* _Objective_: Pull out every line with the word "JSON" from the entries below.

* _Given information_:

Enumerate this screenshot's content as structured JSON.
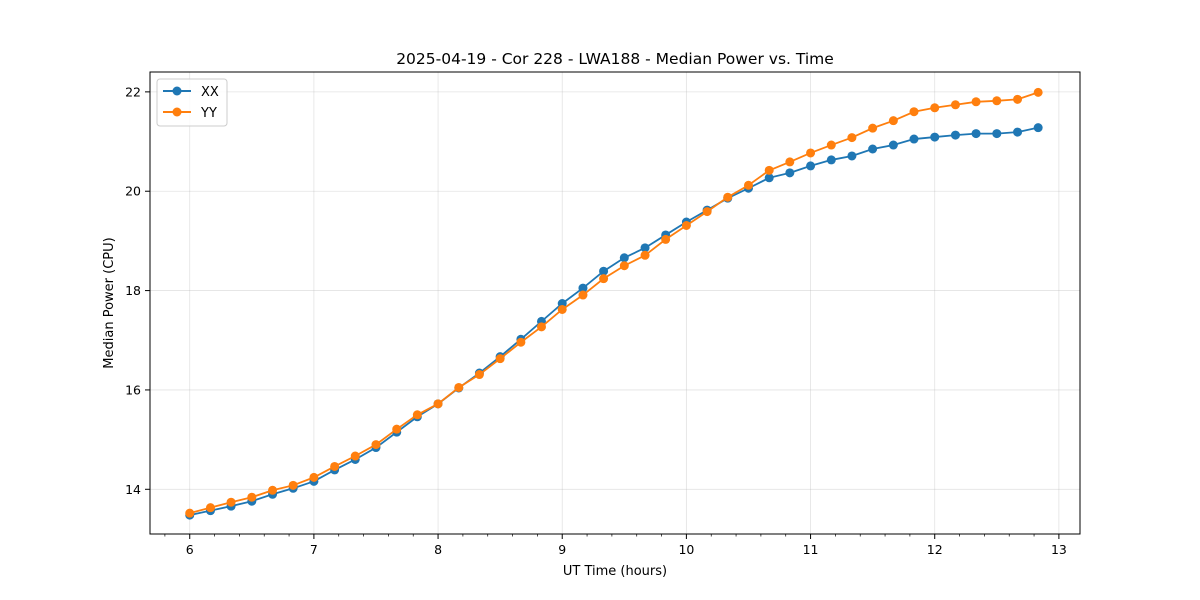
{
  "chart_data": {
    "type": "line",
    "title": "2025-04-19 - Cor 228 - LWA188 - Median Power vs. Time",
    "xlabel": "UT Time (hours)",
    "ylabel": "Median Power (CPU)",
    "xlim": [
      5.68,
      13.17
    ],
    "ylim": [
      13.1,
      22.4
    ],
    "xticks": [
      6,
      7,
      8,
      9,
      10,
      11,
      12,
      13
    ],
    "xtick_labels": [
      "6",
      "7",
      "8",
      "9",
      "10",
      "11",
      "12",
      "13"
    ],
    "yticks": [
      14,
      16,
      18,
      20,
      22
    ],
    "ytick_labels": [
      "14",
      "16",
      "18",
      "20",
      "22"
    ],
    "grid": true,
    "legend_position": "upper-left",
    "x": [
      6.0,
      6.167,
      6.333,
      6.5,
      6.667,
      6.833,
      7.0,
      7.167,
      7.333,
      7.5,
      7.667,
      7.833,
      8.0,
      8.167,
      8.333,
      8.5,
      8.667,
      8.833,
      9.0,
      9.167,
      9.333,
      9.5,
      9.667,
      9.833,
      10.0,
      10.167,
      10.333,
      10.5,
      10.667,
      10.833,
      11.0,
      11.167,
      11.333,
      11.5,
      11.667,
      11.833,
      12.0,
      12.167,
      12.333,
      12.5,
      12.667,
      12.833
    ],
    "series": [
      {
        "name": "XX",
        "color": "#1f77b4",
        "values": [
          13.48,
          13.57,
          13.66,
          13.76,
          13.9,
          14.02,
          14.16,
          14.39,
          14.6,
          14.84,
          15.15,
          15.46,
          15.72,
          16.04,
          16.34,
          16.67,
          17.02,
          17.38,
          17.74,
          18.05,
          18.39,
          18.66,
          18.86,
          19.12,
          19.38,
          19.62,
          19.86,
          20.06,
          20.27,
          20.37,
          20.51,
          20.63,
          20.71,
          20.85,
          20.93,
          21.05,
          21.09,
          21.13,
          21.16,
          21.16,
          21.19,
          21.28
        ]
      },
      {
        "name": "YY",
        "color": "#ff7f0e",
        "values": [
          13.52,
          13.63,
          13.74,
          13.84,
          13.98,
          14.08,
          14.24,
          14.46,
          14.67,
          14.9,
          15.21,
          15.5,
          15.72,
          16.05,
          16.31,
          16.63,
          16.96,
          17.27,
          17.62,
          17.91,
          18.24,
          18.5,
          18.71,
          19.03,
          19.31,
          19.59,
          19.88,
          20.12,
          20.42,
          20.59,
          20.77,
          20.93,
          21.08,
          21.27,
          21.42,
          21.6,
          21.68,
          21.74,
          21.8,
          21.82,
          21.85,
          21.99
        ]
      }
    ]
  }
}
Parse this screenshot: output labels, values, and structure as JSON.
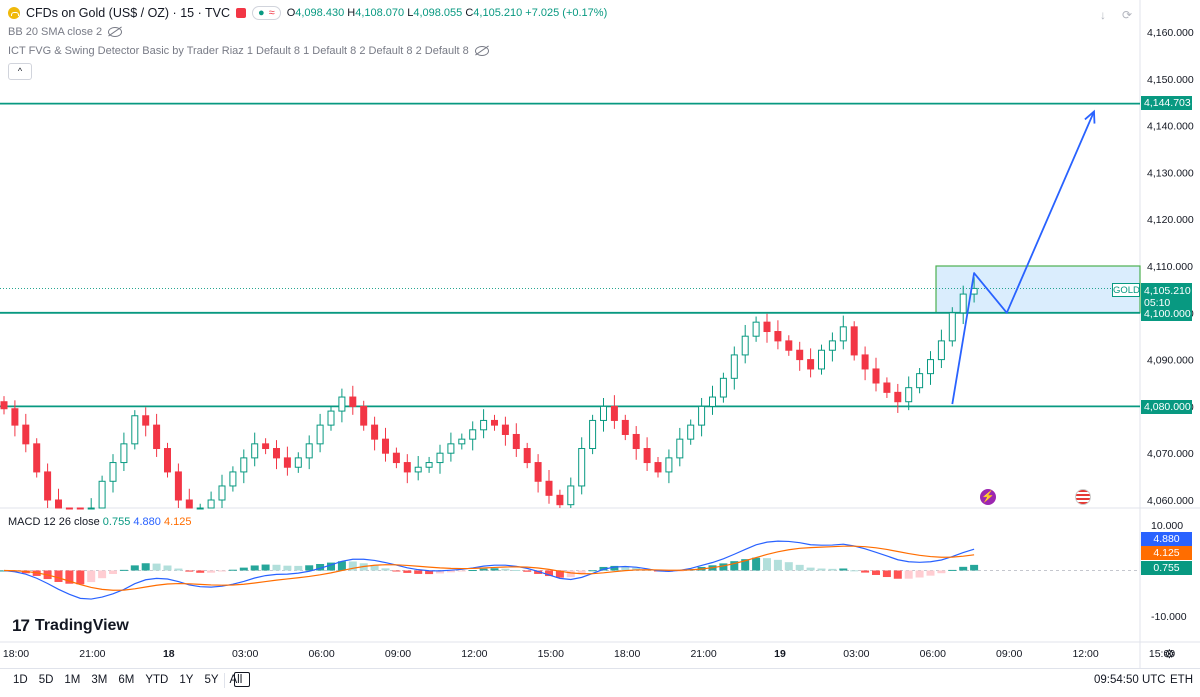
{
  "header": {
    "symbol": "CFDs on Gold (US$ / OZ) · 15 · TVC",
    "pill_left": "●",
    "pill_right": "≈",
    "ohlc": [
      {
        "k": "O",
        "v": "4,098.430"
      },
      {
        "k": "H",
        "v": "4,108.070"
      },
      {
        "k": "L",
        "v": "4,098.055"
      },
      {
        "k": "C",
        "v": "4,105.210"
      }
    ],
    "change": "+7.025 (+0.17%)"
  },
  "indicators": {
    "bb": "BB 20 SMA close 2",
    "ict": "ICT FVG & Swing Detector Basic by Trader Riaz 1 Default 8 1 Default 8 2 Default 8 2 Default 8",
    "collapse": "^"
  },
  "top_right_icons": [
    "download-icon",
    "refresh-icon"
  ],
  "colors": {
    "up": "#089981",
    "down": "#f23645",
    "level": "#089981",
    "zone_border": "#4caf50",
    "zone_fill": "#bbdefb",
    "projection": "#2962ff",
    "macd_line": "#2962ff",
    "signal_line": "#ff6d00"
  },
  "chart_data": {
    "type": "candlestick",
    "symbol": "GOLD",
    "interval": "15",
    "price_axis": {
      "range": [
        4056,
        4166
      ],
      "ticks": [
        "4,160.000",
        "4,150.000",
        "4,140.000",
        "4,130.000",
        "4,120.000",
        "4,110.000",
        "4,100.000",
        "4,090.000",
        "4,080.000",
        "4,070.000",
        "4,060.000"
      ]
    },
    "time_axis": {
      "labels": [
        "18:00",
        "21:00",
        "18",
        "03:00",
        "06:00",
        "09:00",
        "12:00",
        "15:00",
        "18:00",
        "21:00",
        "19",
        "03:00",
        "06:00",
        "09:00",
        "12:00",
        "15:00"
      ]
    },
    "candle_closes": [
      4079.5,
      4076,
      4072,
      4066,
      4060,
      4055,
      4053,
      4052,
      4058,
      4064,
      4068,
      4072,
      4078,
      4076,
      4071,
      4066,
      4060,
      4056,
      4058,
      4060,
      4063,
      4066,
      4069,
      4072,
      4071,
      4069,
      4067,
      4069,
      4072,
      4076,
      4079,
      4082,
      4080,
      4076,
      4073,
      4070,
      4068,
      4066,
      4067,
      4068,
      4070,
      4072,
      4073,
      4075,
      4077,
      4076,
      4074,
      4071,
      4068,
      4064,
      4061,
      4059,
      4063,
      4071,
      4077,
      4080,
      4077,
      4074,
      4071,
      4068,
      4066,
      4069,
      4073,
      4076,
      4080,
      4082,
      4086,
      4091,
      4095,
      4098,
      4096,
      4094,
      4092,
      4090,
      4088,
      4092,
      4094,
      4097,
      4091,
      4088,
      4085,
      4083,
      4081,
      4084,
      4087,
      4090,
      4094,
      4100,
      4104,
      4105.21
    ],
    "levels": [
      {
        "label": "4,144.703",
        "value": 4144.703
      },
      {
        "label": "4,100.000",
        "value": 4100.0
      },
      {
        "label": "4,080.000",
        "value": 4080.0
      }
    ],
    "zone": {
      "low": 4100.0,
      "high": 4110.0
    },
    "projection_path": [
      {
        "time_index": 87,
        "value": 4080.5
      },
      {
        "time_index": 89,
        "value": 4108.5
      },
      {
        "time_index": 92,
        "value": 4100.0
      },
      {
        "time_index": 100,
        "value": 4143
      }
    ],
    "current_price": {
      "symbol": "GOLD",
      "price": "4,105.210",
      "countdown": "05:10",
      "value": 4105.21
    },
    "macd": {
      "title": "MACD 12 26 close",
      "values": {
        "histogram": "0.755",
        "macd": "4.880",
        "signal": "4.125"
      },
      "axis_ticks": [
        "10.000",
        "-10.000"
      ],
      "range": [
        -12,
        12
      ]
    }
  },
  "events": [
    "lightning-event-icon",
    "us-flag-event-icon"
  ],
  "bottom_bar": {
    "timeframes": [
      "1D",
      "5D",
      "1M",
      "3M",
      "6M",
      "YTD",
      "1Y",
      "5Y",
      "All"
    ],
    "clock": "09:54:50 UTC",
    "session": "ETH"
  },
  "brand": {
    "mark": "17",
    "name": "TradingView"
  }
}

* _Solution for this exercise_:
Enumerate this screenshot's content as structured JSON.
Parse this screenshot: output labels, values, and structure as JSON.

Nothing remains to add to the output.